Raw records |
>> START

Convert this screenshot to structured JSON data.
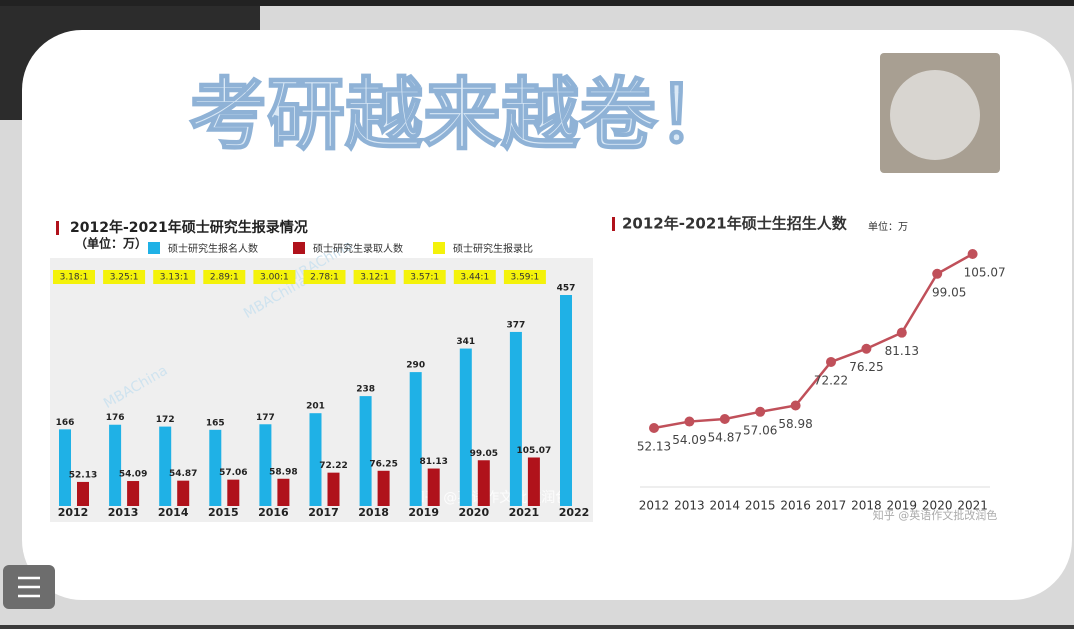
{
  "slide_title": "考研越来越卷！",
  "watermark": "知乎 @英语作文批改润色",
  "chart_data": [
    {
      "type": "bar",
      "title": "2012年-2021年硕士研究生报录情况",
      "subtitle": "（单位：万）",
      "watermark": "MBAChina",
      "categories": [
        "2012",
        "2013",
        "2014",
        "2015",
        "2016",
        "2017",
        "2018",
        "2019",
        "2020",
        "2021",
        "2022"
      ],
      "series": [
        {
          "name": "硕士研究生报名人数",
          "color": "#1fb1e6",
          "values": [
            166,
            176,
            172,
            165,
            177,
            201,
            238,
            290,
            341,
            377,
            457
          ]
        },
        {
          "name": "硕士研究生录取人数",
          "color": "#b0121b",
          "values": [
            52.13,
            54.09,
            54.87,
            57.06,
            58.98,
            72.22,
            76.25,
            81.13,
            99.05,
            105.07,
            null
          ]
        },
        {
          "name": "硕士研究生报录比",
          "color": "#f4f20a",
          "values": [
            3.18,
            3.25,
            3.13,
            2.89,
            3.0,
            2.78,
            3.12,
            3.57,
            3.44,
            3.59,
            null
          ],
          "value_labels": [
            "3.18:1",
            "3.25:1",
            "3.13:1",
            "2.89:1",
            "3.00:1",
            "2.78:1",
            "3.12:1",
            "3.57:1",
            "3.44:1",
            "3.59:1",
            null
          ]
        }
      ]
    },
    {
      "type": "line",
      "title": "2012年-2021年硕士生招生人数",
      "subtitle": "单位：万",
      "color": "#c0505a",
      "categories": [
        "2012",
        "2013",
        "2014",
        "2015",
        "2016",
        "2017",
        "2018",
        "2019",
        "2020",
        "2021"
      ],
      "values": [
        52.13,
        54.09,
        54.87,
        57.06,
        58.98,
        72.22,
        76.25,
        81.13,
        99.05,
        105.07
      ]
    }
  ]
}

>> END
>> START

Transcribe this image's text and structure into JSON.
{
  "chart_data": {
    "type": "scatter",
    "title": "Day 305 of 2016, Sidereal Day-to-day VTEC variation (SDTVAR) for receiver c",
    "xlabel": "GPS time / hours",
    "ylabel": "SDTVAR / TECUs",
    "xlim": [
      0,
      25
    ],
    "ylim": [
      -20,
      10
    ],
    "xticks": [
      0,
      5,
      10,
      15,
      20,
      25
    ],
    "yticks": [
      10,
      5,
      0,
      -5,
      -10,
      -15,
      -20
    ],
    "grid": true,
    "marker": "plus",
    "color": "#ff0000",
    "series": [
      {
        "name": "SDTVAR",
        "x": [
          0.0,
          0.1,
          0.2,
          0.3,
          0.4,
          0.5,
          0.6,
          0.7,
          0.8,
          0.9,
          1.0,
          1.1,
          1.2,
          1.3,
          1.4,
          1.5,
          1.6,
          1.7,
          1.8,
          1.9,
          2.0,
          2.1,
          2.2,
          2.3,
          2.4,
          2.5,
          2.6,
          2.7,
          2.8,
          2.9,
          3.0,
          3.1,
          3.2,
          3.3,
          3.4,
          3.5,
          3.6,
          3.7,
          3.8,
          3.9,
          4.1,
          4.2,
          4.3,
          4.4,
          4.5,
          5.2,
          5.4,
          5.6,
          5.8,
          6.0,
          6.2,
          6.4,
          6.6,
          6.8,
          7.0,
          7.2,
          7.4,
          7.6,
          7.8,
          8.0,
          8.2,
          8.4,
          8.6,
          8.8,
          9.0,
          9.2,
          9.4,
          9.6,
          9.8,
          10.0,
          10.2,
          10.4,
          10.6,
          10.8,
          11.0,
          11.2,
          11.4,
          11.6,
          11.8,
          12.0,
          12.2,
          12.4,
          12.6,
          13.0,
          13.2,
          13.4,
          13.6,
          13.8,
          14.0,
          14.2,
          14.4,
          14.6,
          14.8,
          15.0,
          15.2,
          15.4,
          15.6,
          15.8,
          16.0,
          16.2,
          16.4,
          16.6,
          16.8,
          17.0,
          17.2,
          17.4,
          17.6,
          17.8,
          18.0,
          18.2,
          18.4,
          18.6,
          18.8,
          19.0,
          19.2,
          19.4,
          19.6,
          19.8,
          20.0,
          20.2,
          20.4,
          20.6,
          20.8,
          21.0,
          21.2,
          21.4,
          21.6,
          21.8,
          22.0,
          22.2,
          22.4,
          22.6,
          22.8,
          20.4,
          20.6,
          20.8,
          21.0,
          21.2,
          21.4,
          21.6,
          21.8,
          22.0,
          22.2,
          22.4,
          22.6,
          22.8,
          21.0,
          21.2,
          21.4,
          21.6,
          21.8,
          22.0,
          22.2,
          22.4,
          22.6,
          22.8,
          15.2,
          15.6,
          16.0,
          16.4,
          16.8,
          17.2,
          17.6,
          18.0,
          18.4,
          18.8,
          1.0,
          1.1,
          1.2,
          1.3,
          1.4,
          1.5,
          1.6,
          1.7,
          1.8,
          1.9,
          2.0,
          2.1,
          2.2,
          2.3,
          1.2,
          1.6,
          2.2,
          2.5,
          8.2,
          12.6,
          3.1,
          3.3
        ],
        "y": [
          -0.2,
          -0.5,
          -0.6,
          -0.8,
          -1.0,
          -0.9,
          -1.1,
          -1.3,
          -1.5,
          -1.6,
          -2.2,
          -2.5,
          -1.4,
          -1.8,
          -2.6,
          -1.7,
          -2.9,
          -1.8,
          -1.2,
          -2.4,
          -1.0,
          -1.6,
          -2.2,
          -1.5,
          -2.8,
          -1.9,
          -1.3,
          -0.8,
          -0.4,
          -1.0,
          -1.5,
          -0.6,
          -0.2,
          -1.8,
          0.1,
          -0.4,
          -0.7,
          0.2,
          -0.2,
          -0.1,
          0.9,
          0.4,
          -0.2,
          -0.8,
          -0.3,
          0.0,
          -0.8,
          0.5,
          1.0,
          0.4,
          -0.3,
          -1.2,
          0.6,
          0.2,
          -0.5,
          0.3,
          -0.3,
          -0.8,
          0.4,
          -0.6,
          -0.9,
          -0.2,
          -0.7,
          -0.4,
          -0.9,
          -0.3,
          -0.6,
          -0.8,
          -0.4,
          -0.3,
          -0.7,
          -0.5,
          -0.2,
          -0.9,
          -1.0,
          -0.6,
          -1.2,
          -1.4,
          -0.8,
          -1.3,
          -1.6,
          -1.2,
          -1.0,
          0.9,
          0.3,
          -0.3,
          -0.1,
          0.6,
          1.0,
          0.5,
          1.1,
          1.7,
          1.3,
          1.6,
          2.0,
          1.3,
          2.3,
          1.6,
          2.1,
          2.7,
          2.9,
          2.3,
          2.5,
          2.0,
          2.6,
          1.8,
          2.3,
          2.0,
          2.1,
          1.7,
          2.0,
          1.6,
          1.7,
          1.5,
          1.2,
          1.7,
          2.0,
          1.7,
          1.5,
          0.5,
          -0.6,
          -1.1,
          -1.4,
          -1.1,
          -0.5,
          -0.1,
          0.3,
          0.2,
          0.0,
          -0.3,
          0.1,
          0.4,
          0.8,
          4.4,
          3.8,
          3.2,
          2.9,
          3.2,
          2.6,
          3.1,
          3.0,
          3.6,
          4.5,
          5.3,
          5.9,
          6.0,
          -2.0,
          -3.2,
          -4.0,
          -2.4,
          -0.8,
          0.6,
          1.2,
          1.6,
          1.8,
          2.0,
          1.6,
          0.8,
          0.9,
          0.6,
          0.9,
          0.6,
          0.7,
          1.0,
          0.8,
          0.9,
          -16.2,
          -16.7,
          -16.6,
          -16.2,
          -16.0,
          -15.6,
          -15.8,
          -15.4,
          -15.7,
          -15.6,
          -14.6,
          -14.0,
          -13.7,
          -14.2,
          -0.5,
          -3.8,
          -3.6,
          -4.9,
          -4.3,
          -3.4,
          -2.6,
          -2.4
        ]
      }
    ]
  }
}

>> END

Short exercise |
Using the records given above, list every line that includes the word "JSON".

Output below |
Convert this screenshot to structured JSON data.
Transcribe this image's text and structure into JSON.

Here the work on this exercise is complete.